RAW DATA:
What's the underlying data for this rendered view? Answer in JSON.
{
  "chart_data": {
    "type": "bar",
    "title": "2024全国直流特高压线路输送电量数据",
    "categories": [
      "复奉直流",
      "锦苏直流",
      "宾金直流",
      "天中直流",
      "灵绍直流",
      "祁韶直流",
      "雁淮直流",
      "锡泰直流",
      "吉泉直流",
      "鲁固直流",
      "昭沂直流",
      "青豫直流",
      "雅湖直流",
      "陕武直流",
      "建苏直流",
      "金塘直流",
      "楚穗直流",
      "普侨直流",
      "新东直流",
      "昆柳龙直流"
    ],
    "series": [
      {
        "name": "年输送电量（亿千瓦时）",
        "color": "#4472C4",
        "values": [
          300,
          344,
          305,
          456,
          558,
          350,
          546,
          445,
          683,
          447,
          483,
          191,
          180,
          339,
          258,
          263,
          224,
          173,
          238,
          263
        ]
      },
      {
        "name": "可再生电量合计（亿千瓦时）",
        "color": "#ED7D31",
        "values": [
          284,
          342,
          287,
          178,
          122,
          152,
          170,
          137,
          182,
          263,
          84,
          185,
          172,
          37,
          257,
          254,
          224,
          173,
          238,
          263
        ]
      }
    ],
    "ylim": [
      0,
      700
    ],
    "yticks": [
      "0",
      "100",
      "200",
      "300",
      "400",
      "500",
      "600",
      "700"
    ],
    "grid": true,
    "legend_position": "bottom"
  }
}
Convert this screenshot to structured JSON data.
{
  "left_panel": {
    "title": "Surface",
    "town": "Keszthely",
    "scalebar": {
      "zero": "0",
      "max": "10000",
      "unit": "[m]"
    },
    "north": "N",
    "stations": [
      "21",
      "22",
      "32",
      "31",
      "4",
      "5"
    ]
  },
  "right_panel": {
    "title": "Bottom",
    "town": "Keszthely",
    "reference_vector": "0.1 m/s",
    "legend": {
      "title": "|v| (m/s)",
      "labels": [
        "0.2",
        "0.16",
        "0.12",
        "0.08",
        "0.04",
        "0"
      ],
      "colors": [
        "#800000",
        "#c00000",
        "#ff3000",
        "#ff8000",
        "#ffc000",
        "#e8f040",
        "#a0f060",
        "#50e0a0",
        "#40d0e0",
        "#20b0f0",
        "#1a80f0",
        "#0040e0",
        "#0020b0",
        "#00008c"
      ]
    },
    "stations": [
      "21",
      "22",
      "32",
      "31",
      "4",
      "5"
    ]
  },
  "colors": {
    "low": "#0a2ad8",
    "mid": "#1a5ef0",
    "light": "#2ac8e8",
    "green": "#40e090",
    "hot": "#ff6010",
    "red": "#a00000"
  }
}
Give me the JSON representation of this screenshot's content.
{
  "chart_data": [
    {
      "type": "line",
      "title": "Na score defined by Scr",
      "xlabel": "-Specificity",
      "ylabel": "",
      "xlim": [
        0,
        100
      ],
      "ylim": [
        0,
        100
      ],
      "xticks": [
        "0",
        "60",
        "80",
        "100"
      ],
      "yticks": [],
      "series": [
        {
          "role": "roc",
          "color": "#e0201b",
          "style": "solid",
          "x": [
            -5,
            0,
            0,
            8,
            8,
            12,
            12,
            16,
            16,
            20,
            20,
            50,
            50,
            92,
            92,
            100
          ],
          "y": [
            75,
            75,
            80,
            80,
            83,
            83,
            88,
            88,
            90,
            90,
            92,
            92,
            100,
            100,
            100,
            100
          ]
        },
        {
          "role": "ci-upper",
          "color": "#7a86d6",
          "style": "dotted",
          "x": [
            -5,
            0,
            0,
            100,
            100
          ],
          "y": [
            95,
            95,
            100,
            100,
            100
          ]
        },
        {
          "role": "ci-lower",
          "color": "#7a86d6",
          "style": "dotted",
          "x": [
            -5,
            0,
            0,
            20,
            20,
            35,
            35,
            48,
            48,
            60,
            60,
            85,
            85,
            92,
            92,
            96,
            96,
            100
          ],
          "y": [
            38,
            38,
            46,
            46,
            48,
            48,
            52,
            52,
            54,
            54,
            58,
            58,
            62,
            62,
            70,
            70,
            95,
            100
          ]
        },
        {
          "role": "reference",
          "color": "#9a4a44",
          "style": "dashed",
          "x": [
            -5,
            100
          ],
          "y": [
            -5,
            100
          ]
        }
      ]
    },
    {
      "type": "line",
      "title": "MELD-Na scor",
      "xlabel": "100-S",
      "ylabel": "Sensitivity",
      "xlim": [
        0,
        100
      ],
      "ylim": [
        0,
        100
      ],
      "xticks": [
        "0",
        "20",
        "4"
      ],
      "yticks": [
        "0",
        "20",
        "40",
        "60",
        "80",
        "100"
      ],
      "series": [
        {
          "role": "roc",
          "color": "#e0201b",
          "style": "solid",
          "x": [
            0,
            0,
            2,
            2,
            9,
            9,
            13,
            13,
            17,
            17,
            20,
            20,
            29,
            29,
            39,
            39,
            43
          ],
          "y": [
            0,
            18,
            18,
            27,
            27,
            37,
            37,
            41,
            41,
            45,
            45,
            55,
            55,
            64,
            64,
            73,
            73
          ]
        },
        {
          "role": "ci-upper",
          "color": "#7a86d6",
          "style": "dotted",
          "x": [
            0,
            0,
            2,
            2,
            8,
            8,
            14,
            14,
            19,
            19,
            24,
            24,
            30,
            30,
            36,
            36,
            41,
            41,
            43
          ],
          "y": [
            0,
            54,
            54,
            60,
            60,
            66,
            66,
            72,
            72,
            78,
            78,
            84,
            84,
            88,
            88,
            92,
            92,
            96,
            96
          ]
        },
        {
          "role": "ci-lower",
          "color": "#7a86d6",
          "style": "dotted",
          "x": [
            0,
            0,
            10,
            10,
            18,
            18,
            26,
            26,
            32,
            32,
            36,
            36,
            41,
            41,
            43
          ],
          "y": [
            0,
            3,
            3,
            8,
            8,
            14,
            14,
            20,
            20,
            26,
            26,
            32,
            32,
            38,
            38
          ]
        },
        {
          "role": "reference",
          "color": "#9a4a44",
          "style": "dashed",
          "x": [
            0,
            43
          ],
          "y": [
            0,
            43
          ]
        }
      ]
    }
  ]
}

INSTRUCTIONS FOR THE TASK:
From the listing above, extract every line exactly as it stands.

TASK RESPONSE:
What's the underlying data for this rendered view? Answer in JSON.
{
  "chart_data": {
    "type": "bar",
    "title": "2024全国直流特高压线路输送电量数据",
    "categories": [
      "复奉直流",
      "锦苏直流",
      "宾金直流",
      "天中直流",
      "灵绍直流",
      "祁韶直流",
      "雁淮直流",
      "锡泰直流",
      "吉泉直流",
      "鲁固直流",
      "昭沂直流",
      "青豫直流",
      "雅湖直流",
      "陕武直流",
      "建苏直流",
      "金塘直流",
      "楚穗直流",
      "普侨直流",
      "新东直流",
      "昆柳龙直流"
    ],
    "series": [
      {
        "name": "年输送电量（亿千瓦时）",
        "color": "#4472C4",
        "values": [
          300,
          344,
          305,
          456,
          558,
          350,
          546,
          445,
          683,
          447,
          483,
          191,
          180,
          339,
          258,
          263,
          224,
          173,
          238,
          263
        ]
      },
      {
        "name": "可再生电量合计（亿千瓦时）",
        "color": "#ED7D31",
        "values": [
          284,
          342,
          287,
          178,
          122,
          152,
          170,
          137,
          182,
          263,
          84,
          185,
          172,
          37,
          257,
          254,
          224,
          173,
          238,
          263
        ]
      }
    ],
    "ylim": [
      0,
      700
    ],
    "yticks": [
      "0",
      "100",
      "200",
      "300",
      "400",
      "500",
      "600",
      "700"
    ],
    "grid": true,
    "legend_position": "bottom"
  }
}
Convert this screenshot to structured JSON data.
{
  "left_panel": {
    "title": "Surface",
    "town": "Keszthely",
    "scalebar": {
      "zero": "0",
      "max": "10000",
      "unit": "[m]"
    },
    "north": "N",
    "stations": [
      "21",
      "22",
      "32",
      "31",
      "4",
      "5"
    ]
  },
  "right_panel": {
    "title": "Bottom",
    "town": "Keszthely",
    "reference_vector": "0.1 m/s",
    "legend": {
      "title": "|v| (m/s)",
      "labels": [
        "0.2",
        "0.16",
        "0.12",
        "0.08",
        "0.04",
        "0"
      ],
      "colors": [
        "#800000",
        "#c00000",
        "#ff3000",
        "#ff8000",
        "#ffc000",
        "#e8f040",
        "#a0f060",
        "#50e0a0",
        "#40d0e0",
        "#20b0f0",
        "#1a80f0",
        "#0040e0",
        "#0020b0",
        "#00008c"
      ]
    },
    "stations": [
      "21",
      "22",
      "32",
      "31",
      "4",
      "5"
    ]
  },
  "colors": {
    "low": "#0a2ad8",
    "mid": "#1a5ef0",
    "light": "#2ac8e8",
    "green": "#40e090",
    "hot": "#ff6010",
    "red": "#a00000"
  }
}
Give me the JSON representation of this screenshot's content.
{
  "chart_data": [
    {
      "type": "line",
      "title": "Na score defined by Scr",
      "xlabel": "-Specificity",
      "ylabel": "",
      "xlim": [
        0,
        100
      ],
      "ylim": [
        0,
        100
      ],
      "xticks": [
        "0",
        "60",
        "80",
        "100"
      ],
      "yticks": [],
      "series": [
        {
          "role": "roc",
          "color": "#e0201b",
          "style": "solid",
          "x": [
            -5,
            0,
            0,
            8,
            8,
            12,
            12,
            16,
            16,
            20,
            20,
            50,
            50,
            92,
            92,
            100
          ],
          "y": [
            75,
            75,
            80,
            80,
            83,
            83,
            88,
            88,
            90,
            90,
            92,
            92,
            100,
            100,
            100,
            100
          ]
        },
        {
          "role": "ci-upper",
          "color": "#7a86d6",
          "style": "dotted",
          "x": [
            -5,
            0,
            0,
            100,
            100
          ],
          "y": [
            95,
            95,
            100,
            100,
            100
          ]
        },
        {
          "role": "ci-lower",
          "color": "#7a86d6",
          "style": "dotted",
          "x": [
            -5,
            0,
            0,
            20,
            20,
            35,
            35,
            48,
            48,
            60,
            60,
            85,
            85,
            92,
            92,
            96,
            96,
            100
          ],
          "y": [
            38,
            38,
            46,
            46,
            48,
            48,
            52,
            52,
            54,
            54,
            58,
            58,
            62,
            62,
            70,
            70,
            95,
            100
          ]
        },
        {
          "role": "reference",
          "color": "#9a4a44",
          "style": "dashed",
          "x": [
            -5,
            100
          ],
          "y": [
            -5,
            100
          ]
        }
      ]
    },
    {
      "type": "line",
      "title": "MELD-Na scor",
      "xlabel": "100-S",
      "ylabel": "Sensitivity",
      "xlim": [
        0,
        100
      ],
      "ylim": [
        0,
        100
      ],
      "xticks": [
        "0",
        "20",
        "4"
      ],
      "yticks": [
        "0",
        "20",
        "40",
        "60",
        "80",
        "100"
      ],
      "series": [
        {
          "role": "roc",
          "color": "#e0201b",
          "style": "solid",
          "x": [
            0,
            0,
            2,
            2,
            9,
            9,
            13,
            13,
            17,
            17,
            20,
            20,
            29,
            29,
            39,
            39,
            43
          ],
          "y": [
            0,
            18,
            18,
            27,
            27,
            37,
            37,
            41,
            41,
            45,
            45,
            55,
            55,
            64,
            64,
            73,
            73
          ]
        },
        {
          "role": "ci-upper",
          "color": "#7a86d6",
          "style": "dotted",
          "x": [
            0,
            0,
            2,
            2,
            8,
            8,
            14,
            14,
            19,
            19,
            24,
            24,
            30,
            30,
            36,
            36,
            41,
            41,
            43
          ],
          "y": [
            0,
            54,
            54,
            60,
            60,
            66,
            66,
            72,
            72,
            78,
            78,
            84,
            84,
            88,
            88,
            92,
            92,
            96,
            96
          ]
        },
        {
          "role": "ci-lower",
          "color": "#7a86d6",
          "style": "dotted",
          "x": [
            0,
            0,
            10,
            10,
            18,
            18,
            26,
            26,
            32,
            32,
            36,
            36,
            41,
            41,
            43
          ],
          "y": [
            0,
            3,
            3,
            8,
            8,
            14,
            14,
            20,
            20,
            26,
            26,
            32,
            32,
            38,
            38
          ]
        },
        {
          "role": "reference",
          "color": "#9a4a44",
          "style": "dashed",
          "x": [
            0,
            43
          ],
          "y": [
            0,
            43
          ]
        }
      ]
    }
  ]
}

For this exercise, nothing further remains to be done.